━━ ВЫБРАННЫЙ ОТРЫВОК

К тому времени стало очевидно, что молекула ДНК является ключом к наследованию информации. Каким-то образом она кодировала последовательность аминокислот в белках, но реконструкция на основе анализа рентгеновских дифракционных снимков оставляла совершенно не очевидным ответ на вопрос, как может структура ДНК содержать необходимую информацию для синтеза белков. В ДНК содержится всего лишь четыре различных нуклеотида. Как могут четыре нуклеотида кодировать информационную систему, приводящую к образованию белков, имеющих двадцать аминокислот в весьма определенных последовательностях?

━━━━
━━ ПРЕДОСТАВЛЕННЫЕ ЗАПИСИ

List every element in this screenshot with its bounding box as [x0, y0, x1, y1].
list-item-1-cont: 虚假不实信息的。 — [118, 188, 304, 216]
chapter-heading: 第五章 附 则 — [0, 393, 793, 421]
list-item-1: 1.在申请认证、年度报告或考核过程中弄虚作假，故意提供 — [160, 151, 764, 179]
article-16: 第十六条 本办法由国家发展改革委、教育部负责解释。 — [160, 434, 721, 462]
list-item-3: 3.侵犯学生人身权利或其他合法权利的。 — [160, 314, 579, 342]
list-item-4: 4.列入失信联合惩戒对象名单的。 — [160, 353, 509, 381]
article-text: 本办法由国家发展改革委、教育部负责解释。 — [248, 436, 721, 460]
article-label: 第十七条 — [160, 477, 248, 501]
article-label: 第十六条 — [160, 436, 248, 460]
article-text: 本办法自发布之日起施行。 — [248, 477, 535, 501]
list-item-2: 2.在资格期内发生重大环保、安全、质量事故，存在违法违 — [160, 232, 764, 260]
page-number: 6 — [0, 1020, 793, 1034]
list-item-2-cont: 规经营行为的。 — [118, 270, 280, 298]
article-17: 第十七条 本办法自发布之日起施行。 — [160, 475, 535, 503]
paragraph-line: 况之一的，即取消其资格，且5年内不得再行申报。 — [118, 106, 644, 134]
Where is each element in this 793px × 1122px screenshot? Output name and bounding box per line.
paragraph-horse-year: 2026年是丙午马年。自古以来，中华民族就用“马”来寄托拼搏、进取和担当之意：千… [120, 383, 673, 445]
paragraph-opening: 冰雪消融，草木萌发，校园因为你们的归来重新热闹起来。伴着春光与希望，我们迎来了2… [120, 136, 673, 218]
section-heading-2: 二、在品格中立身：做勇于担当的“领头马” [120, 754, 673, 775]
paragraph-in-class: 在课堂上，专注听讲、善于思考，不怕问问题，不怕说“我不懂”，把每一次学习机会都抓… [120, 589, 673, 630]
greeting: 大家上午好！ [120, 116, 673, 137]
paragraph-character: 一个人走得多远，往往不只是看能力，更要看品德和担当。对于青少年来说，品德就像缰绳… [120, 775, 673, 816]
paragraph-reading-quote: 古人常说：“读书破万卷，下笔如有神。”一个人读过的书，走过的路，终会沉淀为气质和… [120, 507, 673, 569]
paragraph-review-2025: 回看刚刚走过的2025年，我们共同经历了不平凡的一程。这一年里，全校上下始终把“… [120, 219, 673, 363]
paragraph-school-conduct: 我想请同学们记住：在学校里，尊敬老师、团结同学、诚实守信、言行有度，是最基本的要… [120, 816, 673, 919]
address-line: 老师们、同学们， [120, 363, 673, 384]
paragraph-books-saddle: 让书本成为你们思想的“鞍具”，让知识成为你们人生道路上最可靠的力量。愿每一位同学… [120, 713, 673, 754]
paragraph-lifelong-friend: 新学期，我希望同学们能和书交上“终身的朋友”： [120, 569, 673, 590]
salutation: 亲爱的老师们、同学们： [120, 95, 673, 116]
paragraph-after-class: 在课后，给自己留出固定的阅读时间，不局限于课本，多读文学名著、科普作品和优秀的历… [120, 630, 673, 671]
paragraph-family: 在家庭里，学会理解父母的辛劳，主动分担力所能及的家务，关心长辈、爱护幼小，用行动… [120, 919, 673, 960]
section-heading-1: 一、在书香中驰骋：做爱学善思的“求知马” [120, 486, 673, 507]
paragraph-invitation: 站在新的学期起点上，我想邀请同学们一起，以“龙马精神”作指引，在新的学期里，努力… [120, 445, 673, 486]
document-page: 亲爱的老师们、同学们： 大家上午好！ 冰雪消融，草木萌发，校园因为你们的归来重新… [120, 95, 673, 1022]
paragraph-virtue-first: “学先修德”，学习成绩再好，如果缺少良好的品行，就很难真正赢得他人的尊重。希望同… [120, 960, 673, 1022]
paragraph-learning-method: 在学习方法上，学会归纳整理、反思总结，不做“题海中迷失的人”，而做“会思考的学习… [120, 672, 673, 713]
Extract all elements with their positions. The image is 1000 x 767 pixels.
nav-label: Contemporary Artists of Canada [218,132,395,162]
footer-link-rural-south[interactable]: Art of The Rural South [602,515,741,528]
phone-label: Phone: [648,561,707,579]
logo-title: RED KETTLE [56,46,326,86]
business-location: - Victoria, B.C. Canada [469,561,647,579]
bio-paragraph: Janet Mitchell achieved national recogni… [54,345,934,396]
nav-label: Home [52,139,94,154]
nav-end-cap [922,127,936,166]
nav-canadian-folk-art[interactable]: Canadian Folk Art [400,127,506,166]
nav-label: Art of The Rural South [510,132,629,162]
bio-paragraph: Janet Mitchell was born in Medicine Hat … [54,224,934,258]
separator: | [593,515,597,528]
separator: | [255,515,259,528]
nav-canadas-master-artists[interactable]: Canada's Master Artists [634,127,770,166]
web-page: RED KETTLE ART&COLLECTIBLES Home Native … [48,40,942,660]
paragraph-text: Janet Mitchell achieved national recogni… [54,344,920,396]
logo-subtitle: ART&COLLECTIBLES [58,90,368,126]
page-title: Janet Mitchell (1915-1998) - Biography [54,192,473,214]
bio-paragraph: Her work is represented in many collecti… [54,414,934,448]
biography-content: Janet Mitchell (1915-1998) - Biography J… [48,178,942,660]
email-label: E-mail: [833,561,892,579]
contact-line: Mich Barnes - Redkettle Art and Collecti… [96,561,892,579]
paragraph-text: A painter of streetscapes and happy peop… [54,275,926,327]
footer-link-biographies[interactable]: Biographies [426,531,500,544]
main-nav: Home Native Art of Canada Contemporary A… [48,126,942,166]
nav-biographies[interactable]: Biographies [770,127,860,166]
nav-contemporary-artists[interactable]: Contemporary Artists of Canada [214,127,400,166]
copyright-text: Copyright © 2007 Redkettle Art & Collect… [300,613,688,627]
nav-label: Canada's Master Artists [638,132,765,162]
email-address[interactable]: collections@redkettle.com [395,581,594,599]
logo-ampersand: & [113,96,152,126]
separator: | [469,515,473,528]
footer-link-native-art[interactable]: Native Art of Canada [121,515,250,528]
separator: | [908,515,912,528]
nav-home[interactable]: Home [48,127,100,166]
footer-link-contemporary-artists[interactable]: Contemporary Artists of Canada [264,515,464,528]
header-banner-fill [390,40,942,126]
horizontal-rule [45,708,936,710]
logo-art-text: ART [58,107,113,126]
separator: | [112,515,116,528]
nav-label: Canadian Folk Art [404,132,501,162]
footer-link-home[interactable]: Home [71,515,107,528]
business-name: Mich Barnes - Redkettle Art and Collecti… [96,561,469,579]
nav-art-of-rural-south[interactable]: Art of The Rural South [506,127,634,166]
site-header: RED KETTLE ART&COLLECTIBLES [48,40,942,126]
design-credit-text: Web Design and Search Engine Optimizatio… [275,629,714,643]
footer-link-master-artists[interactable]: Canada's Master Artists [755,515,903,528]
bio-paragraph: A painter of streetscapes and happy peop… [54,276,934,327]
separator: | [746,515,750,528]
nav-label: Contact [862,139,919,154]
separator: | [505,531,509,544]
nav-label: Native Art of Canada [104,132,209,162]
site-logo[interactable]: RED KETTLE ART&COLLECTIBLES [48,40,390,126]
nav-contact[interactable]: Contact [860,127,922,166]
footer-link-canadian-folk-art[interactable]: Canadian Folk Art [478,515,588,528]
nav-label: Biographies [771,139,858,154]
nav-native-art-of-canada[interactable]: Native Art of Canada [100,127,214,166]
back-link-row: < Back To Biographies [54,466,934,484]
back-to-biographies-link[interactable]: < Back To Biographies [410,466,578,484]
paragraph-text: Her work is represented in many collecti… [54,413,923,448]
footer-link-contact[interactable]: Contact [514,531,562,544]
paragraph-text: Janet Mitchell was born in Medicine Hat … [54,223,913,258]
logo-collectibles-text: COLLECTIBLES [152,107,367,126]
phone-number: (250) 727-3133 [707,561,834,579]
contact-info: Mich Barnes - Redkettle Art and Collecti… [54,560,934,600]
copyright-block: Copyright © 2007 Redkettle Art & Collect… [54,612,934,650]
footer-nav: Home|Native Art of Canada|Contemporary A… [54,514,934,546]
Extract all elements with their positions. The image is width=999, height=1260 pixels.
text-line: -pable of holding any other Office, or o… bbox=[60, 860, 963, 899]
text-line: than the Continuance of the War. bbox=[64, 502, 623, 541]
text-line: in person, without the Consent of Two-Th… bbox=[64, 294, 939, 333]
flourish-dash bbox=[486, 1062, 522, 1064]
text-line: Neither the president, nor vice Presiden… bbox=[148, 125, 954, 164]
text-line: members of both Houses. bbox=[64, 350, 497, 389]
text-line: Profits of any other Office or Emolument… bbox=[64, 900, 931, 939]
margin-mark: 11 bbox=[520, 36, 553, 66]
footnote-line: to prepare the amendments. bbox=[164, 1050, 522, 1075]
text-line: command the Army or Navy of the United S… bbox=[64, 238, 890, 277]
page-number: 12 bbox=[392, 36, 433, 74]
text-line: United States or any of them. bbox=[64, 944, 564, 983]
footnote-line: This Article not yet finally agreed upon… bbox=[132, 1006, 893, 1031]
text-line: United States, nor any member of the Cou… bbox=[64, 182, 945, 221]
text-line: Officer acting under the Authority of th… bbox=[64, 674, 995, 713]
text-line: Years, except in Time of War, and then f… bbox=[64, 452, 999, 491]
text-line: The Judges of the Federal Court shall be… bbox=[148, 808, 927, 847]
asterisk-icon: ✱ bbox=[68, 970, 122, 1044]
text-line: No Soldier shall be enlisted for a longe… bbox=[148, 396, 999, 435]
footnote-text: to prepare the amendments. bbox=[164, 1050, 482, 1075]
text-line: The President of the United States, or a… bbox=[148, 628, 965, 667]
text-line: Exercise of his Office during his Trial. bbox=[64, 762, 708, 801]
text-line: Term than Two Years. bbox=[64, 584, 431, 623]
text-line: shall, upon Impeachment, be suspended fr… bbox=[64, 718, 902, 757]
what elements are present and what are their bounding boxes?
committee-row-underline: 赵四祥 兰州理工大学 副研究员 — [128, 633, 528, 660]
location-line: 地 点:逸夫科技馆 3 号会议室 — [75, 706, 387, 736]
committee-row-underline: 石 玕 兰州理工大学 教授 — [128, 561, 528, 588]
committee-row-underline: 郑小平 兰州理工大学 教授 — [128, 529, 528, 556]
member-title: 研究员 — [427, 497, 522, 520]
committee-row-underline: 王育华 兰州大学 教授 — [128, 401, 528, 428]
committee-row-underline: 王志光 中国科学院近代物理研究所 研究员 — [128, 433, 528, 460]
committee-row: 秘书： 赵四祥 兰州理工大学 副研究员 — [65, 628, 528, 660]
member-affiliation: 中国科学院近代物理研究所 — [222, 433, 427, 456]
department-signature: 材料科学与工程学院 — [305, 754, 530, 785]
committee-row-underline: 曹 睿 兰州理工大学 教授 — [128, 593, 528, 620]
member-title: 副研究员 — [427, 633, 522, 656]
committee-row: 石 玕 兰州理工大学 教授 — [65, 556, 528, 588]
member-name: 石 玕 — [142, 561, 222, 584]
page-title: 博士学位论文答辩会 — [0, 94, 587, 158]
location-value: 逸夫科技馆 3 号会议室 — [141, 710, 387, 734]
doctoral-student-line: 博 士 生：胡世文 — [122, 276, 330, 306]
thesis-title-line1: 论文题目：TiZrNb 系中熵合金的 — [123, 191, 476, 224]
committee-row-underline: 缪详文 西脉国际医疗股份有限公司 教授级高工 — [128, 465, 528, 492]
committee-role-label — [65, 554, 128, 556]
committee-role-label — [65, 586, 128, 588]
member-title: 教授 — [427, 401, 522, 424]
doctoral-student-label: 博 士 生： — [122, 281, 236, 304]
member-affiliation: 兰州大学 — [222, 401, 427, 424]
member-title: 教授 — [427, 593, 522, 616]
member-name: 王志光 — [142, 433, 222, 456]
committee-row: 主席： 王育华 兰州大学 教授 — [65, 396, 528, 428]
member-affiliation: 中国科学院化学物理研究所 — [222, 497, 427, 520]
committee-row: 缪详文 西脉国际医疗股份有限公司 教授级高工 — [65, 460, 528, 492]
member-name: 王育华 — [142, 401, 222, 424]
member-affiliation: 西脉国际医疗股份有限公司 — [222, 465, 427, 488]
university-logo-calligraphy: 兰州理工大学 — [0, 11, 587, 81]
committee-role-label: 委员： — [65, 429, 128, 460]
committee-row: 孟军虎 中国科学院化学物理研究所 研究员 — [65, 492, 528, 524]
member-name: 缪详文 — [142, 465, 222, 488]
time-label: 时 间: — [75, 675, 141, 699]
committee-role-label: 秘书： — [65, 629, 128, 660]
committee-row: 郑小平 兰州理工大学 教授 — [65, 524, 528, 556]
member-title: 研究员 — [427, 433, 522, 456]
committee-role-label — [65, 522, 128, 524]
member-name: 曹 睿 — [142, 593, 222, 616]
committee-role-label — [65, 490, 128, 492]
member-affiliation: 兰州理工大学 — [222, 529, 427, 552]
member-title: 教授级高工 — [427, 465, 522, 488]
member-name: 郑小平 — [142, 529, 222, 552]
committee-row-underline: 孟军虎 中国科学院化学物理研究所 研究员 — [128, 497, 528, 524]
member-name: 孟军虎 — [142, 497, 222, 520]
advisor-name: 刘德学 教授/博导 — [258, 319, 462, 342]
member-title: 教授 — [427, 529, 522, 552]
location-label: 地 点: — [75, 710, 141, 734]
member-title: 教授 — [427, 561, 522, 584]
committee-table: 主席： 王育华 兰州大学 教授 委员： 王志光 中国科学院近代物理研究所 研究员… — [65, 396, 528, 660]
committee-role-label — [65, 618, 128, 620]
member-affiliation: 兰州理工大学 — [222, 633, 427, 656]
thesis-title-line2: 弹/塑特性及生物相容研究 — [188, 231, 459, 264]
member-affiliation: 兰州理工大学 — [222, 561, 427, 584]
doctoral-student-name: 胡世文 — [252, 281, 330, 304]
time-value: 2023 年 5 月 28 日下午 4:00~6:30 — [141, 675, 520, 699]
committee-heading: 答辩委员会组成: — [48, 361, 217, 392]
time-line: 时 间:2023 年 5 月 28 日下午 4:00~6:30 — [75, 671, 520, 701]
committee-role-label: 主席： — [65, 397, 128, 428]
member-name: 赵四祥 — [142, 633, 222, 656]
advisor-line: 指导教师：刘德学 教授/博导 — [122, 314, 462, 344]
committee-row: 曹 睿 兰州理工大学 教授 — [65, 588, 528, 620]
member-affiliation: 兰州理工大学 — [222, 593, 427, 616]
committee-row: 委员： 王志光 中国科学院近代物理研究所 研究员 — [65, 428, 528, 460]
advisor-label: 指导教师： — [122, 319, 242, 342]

━━━━

* УСЛОВИЕ ЗАДАНИЯ
Измените часть отрывка о ДНК, которая открывается словами «К тому времени» и завершается словами «весьма определенных последовательностях?»: замените «снимков» на «изображений» и приведите эту часть целиком.

* РЕЗУЛЬТАТ ВЫПОЛНЕНИЯ
К тому времени стало очевидно, что молекула ДНК является ключом к наследованию информации. Каким-то образом она кодировала последовательность аминокислот в белках, но реконструкция на основе анализа рентгеновских дифракционных изображений оставляла совершенно не очевидным ответ на вопрос, как может структура ДНК содержать необходимую информацию для синтеза белков. В ДНК содержится всего лишь четыре различных нуклеотида. Как могут четыре нуклеотида кодировать информационную систему, приводящую к образованию белков, имеющих двадцать аминокислот в весьма определенных последовательностях?